===== Supplied passage =====

Refactoring a directory into a git submodule

1 minute read

To release the Rsnapshot Puppet module I needed to extract the module directory from our entire Puppet configuration Git repository (we know it’s wrong, but it’s how we started and are moving away from it slowly). Fortunately Git has some great functionality (hint: it’s submodules) to allow the directory to be pulled out into a new repository, keeping the commit history.

The steps I wanted to achieve were:

  1. Create a new repository containing only the Rsnapshot directory (and the commit history for that directory).
  2. Remove the directory from the Puppet repository and replace it with a pointer to the Rsnapshot repository.

Git submodules solve this use-case. A submodule is treated as a separate repository, but resides within the parent repository’s directory structure.

===== Material provided =====

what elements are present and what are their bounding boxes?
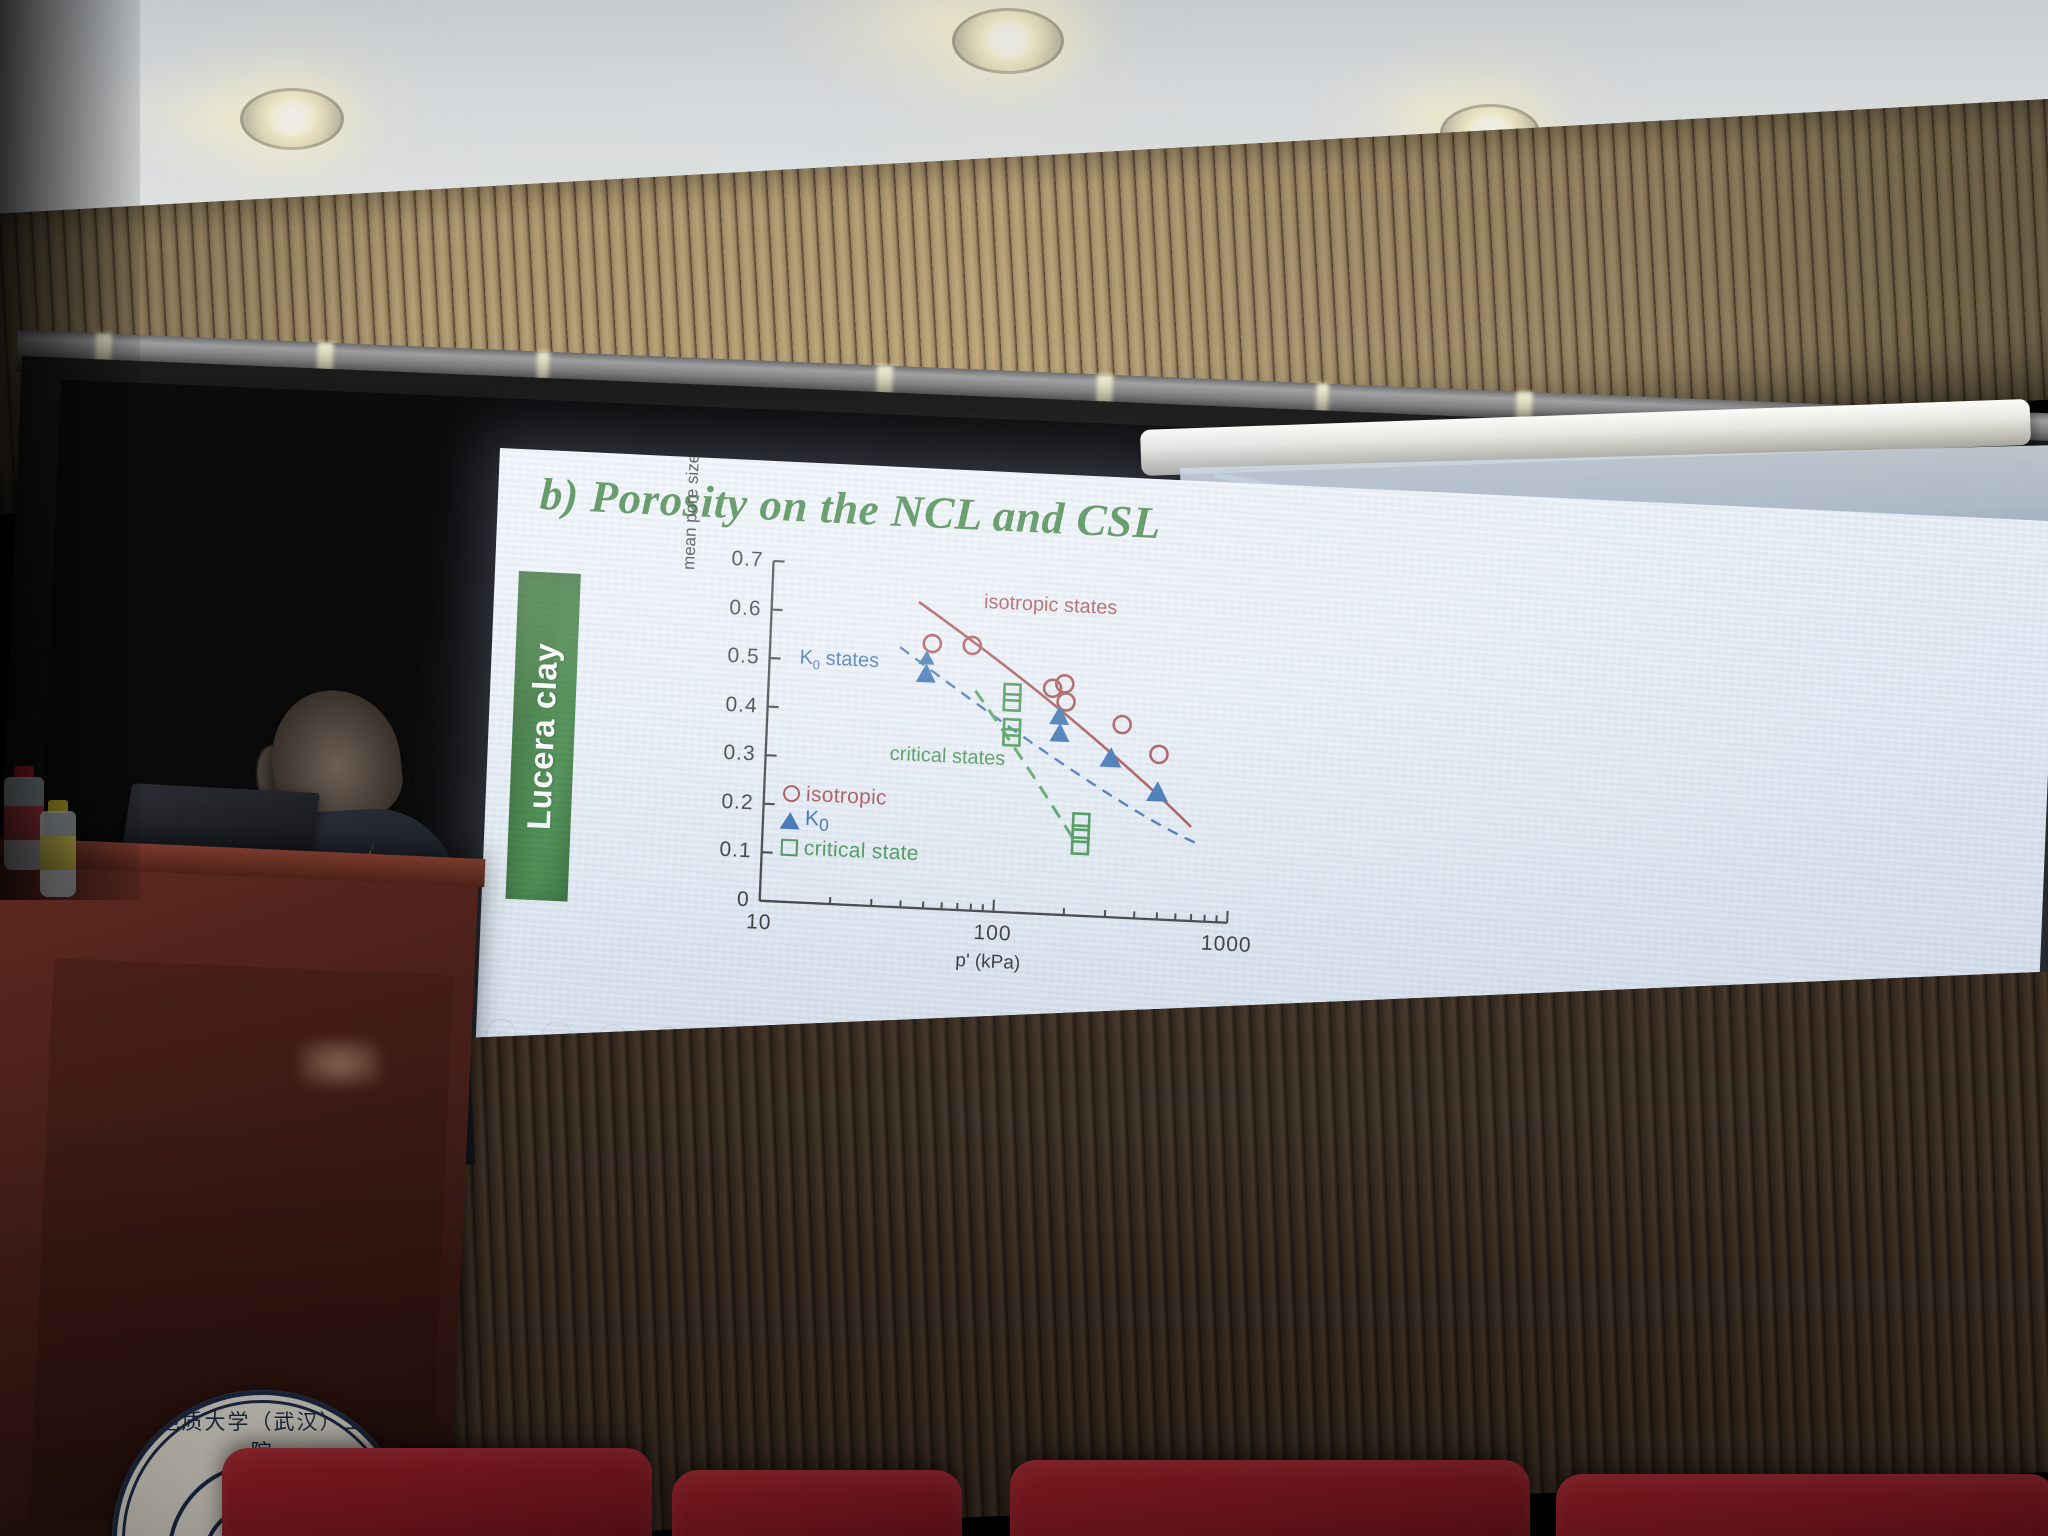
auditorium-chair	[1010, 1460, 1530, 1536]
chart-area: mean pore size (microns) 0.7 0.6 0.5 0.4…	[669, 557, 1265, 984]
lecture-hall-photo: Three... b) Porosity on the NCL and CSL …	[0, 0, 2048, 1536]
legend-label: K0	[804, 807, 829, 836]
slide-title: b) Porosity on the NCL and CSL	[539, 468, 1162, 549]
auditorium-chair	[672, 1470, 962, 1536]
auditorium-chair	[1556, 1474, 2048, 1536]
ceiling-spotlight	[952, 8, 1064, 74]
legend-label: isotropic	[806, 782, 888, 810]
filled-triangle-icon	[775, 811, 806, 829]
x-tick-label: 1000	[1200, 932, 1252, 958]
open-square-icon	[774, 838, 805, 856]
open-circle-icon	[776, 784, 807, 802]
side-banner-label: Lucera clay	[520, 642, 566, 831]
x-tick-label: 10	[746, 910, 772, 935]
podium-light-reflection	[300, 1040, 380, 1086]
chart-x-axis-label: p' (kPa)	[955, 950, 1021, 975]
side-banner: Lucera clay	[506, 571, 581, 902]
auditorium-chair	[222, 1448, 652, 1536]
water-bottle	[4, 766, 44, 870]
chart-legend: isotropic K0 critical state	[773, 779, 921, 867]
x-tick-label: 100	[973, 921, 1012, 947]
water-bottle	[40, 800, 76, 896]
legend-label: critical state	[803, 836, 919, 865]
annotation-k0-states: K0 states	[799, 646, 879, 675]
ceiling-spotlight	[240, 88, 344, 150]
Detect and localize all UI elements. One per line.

=====
===== Material provided =====

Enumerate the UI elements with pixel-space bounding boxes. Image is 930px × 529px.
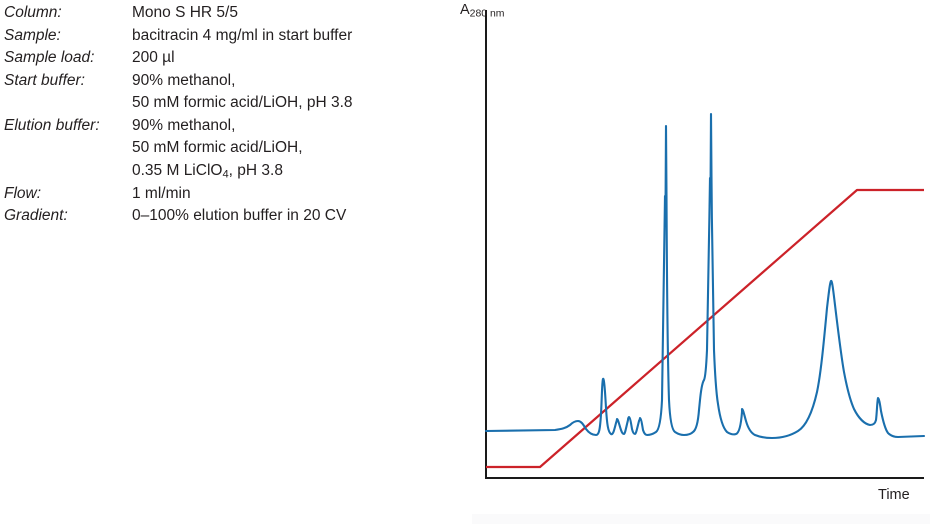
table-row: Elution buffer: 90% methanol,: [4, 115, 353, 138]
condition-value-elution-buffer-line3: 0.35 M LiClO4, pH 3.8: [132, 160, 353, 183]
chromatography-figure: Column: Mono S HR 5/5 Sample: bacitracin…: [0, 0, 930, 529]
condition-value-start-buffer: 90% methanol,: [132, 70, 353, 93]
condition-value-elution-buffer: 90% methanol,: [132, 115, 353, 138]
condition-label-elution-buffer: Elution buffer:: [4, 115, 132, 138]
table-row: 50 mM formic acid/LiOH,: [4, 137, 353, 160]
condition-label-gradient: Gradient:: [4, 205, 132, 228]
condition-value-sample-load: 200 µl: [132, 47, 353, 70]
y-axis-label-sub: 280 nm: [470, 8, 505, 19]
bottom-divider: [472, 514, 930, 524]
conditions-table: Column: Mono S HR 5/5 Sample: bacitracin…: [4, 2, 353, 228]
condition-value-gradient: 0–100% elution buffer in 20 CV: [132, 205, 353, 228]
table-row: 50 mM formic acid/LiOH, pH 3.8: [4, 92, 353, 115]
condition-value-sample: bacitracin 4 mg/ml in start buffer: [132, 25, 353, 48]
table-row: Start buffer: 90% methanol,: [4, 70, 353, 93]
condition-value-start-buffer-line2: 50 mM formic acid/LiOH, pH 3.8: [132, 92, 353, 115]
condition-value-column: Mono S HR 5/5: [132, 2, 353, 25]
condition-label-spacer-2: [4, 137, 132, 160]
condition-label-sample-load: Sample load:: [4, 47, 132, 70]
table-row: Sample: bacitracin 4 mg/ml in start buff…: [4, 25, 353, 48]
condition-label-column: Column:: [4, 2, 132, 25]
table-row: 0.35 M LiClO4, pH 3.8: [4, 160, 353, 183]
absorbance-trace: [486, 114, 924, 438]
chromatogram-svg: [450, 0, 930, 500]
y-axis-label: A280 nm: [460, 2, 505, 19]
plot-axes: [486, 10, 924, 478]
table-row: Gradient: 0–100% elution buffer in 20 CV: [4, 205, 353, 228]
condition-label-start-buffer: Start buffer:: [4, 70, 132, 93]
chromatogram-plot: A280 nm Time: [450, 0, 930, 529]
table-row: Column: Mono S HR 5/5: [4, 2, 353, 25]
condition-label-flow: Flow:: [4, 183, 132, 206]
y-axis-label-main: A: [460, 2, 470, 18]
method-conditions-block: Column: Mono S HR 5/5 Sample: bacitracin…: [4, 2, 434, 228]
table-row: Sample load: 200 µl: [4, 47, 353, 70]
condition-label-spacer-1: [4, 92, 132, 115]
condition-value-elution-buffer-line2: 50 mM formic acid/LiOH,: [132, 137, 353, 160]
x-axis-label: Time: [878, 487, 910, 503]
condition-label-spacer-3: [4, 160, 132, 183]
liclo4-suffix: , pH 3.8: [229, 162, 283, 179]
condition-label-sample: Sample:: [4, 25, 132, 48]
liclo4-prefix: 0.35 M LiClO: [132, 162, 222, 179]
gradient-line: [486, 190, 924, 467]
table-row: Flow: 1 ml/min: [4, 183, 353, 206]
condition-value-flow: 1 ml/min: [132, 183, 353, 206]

=====
===== Material provided =====

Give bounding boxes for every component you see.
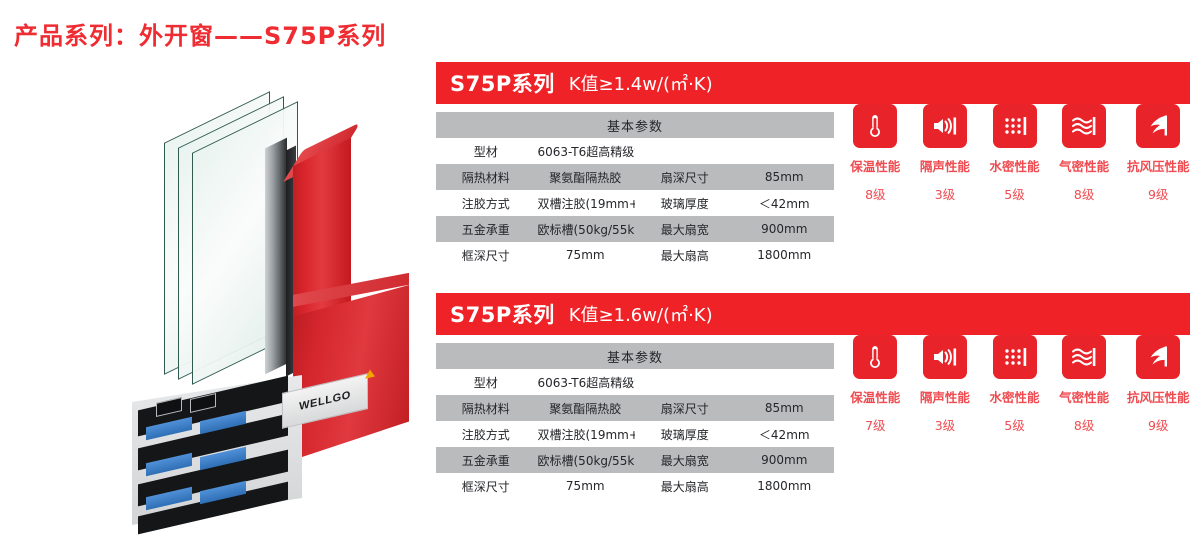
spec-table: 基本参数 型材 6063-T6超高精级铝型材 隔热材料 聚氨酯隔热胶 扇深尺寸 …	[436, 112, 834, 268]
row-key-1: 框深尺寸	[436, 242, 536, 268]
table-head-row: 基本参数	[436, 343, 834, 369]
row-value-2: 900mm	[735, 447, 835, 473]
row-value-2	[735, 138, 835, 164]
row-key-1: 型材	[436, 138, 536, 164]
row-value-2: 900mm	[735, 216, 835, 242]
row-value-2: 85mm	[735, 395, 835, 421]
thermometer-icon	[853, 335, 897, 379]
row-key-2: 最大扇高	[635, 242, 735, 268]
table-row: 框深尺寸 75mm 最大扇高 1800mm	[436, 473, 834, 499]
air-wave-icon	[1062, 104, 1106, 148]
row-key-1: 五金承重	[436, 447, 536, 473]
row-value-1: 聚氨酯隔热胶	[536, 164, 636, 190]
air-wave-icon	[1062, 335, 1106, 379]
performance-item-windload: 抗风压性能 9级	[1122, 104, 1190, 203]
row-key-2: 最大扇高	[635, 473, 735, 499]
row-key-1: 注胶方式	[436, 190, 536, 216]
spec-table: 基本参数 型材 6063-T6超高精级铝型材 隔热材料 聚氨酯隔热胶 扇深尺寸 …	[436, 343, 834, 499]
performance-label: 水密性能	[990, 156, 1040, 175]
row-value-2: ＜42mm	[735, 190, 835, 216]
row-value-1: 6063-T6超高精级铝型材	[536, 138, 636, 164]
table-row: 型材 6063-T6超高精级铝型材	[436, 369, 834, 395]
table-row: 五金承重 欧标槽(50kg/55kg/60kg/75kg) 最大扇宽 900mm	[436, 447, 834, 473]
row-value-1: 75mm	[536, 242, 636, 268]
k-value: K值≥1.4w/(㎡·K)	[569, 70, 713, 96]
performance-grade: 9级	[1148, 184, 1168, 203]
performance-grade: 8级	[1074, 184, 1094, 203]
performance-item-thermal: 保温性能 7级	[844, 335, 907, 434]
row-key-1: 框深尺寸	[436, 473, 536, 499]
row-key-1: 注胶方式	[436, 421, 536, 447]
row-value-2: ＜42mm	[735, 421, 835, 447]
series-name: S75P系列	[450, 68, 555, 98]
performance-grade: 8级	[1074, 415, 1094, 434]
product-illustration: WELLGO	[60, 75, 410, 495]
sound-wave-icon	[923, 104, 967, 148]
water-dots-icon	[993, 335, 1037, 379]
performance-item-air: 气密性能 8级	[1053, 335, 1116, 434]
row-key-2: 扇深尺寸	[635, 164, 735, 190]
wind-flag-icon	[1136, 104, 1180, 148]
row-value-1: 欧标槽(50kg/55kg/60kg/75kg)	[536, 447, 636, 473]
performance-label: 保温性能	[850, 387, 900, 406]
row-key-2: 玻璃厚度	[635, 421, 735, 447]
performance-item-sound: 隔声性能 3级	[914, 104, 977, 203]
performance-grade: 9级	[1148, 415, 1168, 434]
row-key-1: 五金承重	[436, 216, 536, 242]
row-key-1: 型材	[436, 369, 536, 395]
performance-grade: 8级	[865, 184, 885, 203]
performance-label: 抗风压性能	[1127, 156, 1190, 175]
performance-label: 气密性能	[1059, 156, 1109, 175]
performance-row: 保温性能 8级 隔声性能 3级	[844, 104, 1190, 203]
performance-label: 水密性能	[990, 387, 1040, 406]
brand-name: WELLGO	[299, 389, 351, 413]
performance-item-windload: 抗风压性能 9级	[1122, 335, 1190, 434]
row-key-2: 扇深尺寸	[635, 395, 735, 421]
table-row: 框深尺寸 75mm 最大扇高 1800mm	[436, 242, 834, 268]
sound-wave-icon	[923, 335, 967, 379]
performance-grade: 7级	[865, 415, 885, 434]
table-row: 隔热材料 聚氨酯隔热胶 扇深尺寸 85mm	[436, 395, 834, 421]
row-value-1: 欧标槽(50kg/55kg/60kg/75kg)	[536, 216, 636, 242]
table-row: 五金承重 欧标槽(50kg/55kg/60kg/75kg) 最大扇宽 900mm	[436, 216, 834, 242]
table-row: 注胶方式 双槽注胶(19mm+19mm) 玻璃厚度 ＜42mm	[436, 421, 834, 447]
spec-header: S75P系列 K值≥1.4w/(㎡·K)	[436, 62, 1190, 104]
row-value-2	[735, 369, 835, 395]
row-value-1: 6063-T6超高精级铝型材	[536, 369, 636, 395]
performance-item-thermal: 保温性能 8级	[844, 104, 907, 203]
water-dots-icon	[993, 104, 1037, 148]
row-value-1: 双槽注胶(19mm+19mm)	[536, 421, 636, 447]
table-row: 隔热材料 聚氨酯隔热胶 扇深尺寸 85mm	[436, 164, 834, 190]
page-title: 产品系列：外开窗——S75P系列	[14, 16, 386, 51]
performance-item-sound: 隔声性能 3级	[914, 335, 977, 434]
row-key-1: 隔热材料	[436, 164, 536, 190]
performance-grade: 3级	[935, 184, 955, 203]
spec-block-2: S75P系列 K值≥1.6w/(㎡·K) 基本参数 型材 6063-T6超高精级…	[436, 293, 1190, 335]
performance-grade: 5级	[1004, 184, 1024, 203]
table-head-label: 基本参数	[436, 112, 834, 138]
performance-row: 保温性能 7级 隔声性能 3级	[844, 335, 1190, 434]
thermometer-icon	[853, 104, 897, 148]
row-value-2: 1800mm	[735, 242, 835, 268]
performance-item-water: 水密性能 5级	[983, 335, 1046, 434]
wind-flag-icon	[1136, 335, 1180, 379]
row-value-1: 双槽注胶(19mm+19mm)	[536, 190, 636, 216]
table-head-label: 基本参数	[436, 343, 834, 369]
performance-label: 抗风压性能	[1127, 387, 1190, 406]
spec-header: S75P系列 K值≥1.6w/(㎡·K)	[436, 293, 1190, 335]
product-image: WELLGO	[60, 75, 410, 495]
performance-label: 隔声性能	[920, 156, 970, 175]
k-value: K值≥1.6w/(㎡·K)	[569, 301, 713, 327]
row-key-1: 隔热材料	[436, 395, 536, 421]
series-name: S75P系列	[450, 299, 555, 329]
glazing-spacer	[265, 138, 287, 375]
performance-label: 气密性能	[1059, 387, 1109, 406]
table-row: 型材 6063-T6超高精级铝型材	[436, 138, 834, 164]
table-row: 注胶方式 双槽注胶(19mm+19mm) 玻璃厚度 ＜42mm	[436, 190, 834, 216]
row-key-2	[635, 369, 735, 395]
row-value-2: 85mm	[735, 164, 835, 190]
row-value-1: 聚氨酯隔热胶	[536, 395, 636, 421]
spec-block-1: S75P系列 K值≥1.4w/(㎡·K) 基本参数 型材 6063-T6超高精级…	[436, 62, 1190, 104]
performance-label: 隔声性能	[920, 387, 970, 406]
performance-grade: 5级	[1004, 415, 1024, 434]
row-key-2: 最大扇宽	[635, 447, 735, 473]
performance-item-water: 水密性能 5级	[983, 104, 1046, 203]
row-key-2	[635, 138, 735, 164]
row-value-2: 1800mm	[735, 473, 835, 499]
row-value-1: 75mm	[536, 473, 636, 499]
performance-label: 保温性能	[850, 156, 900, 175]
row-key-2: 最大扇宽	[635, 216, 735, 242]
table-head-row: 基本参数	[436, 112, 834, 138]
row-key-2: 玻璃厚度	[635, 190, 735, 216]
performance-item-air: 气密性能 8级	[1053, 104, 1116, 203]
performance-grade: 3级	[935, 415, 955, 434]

=====

Stated exercise 1
Translate this sentence from the git submodule post into Spanish: "A submodule is treated as a separate repository, but resides within the parent repository’s directory structure."
Stated exercise 2
Please reproduce a passage from the git submodule post: begin at the words "The steps I" and stop after "the Rsnapshot repository.".
Stated exercise 3
In the git submodule post, which Puppet module was being released?

Written reply 1
Un submódulo se trata como un repositorio independiente, pero reside dentro de la estructura de directorios del repositorio principal.

Written reply 2
The steps I wanted to achieve were:

  1. Create a new repository containing only the Rsnapshot directory (and the commit history for that directory).
  2. Remove the directory from the Puppet repository and replace it with a pointer to the Rsnapshot repository.

Written reply 3
The Rsnapshot Puppet module.